(Dataset records)
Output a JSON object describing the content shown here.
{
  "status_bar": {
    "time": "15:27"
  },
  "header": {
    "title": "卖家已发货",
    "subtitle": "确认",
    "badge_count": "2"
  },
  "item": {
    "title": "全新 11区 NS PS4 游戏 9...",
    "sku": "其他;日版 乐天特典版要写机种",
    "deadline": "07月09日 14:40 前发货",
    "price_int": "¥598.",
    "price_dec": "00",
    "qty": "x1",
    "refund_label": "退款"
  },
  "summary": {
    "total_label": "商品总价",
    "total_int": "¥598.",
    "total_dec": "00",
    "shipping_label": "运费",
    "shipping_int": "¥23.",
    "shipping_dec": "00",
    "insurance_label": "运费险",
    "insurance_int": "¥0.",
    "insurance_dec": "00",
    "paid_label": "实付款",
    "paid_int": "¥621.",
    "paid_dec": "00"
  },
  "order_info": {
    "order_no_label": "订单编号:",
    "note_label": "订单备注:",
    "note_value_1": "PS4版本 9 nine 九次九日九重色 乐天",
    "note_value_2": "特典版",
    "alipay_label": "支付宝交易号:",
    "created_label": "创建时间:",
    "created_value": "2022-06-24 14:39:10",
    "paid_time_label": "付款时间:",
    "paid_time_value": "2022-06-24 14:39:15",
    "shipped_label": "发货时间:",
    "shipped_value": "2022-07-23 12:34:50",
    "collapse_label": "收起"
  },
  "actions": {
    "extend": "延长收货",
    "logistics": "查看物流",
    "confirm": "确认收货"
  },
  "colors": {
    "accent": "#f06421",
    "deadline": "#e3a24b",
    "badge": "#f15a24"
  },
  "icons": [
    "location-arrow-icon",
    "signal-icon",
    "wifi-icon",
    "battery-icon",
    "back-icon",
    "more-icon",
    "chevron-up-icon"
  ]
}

* [Work to do] Repeat every line of the records above exactly.

* [Solution]
Output a JSON object describing the content shown here.
{
  "status_bar": {
    "time": "15:27"
  },
  "header": {
    "title": "卖家已发货",
    "subtitle": "确认",
    "badge_count": "2"
  },
  "item": {
    "title": "全新 11区 NS PS4 游戏 9...",
    "sku": "其他;日版 乐天特典版要写机种",
    "deadline": "07月09日 14:40 前发货",
    "price_int": "¥598.",
    "price_dec": "00",
    "qty": "x1",
    "refund_label": "退款"
  },
  "summary": {
    "total_label": "商品总价",
    "total_int": "¥598.",
    "total_dec": "00",
    "shipping_label": "运费",
    "shipping_int": "¥23.",
    "shipping_dec": "00",
    "insurance_label": "运费险",
    "insurance_int": "¥0.",
    "insurance_dec": "00",
    "paid_label": "实付款",
    "paid_int": "¥621.",
    "paid_dec": "00"
  },
  "order_info": {
    "order_no_label": "订单编号:",
    "note_label": "订单备注:",
    "note_value_1": "PS4版本 9 nine 九次九日九重色 乐天",
    "note_value_2": "特典版",
    "alipay_label": "支付宝交易号:",
    "created_label": "创建时间:",
    "created_value": "2022-06-24 14:39:10",
    "paid_time_label": "付款时间:",
    "paid_time_value": "2022-06-24 14:39:15",
    "shipped_label": "发货时间:",
    "shipped_value": "2022-07-23 12:34:50",
    "collapse_label": "收起"
  },
  "actions": {
    "extend": "延长收货",
    "logistics": "查看物流",
    "confirm": "确认收货"
  },
  "colors": {
    "accent": "#f06421",
    "deadline": "#e3a24b",
    "badge": "#f15a24"
  },
  "icons": [
    "location-arrow-icon",
    "signal-icon",
    "wifi-icon",
    "battery-icon",
    "back-icon",
    "more-icon",
    "chevron-up-icon"
  ]
}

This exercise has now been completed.